Collected data entries:
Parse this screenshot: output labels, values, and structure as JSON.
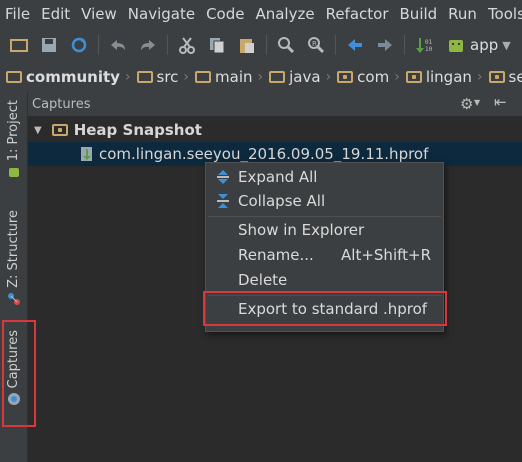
{
  "menu": [
    "File",
    "Edit",
    "View",
    "Navigate",
    "Code",
    "Analyze",
    "Refactor",
    "Build",
    "Run",
    "Tools"
  ],
  "toolbar": {
    "app_config": "app"
  },
  "breadcrumb": [
    "community",
    "src",
    "main",
    "java",
    "com",
    "lingan",
    "se"
  ],
  "sidebar": {
    "project": "1: Project",
    "structure": "Z: Structure",
    "captures": "Captures"
  },
  "panel": {
    "title": "Captures"
  },
  "tree": {
    "group": "Heap Snapshot",
    "file": "com.lingan.seeyou_2016.09.05_19.11.hprof"
  },
  "context_menu": {
    "expand_all": "Expand All",
    "collapse_all": "Collapse All",
    "show_in_explorer": "Show in Explorer",
    "rename": "Rename...",
    "rename_shortcut": "Alt+Shift+R",
    "delete": "Delete",
    "export": "Export to standard .hprof"
  },
  "colors": {
    "highlight_box": "#d7373d",
    "selection": "#0d293e",
    "folder": "#c9a869"
  }
}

PROBLEM TO WORK ON: Quote the entries above word for word. Leave the images out.

FINISHED ANSWER:
Parse this screenshot: output labels, values, and structure as JSON.
{
  "menu": [
    "File",
    "Edit",
    "View",
    "Navigate",
    "Code",
    "Analyze",
    "Refactor",
    "Build",
    "Run",
    "Tools"
  ],
  "toolbar": {
    "app_config": "app"
  },
  "breadcrumb": [
    "community",
    "src",
    "main",
    "java",
    "com",
    "lingan",
    "se"
  ],
  "sidebar": {
    "project": "1: Project",
    "structure": "Z: Structure",
    "captures": "Captures"
  },
  "panel": {
    "title": "Captures"
  },
  "tree": {
    "group": "Heap Snapshot",
    "file": "com.lingan.seeyou_2016.09.05_19.11.hprof"
  },
  "context_menu": {
    "expand_all": "Expand All",
    "collapse_all": "Collapse All",
    "show_in_explorer": "Show in Explorer",
    "rename": "Rename...",
    "rename_shortcut": "Alt+Shift+R",
    "delete": "Delete",
    "export": "Export to standard .hprof"
  },
  "colors": {
    "highlight_box": "#d7373d",
    "selection": "#0d293e",
    "folder": "#c9a869"
  }
}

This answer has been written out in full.